Exercise details —
In your copy, leave out the pictures and repeat the entries below exactly.

Given records —
Start

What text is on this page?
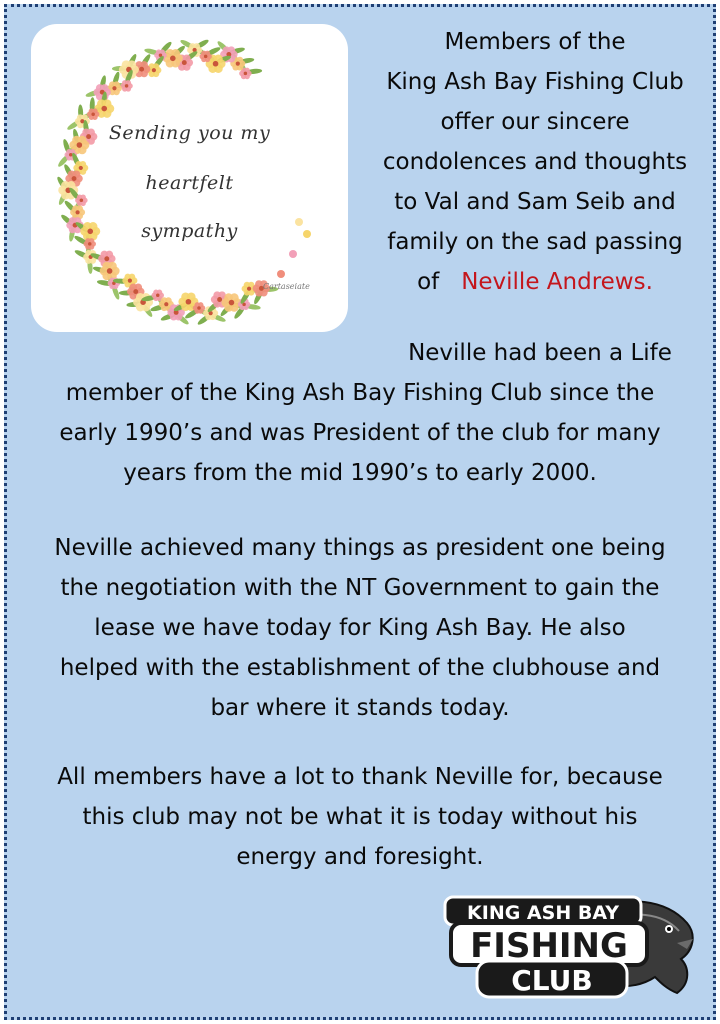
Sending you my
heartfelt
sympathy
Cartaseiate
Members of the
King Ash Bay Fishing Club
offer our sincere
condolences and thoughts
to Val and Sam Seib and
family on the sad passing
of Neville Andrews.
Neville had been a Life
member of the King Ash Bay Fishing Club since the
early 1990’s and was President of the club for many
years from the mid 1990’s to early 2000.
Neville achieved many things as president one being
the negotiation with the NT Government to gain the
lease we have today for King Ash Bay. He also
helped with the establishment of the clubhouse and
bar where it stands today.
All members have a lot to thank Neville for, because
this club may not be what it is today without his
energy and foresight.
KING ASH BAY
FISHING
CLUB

End

In response —
What text is on this page?
Sending you my
heartfelt
sympathy
Cartaseiate
Members of the
King Ash Bay Fishing Club
offer our sincere
condolences and thoughts
to Val and Sam Seib and
family on the sad passing
of Neville Andrews.
Neville had been a Life
member of the King Ash Bay Fishing Club since the
early 1990’s and was President of the club for many
years from the mid 1990’s to early 2000.
Neville achieved many things as president one being
the negotiation with the NT Government to gain the
lease we have today for King Ash Bay. He also
helped with the establishment of the clubhouse and
bar where it stands today.
All members have a lot to thank Neville for, because
this club may not be what it is today without his
energy and foresight.
KING ASH BAY
FISHING
CLUB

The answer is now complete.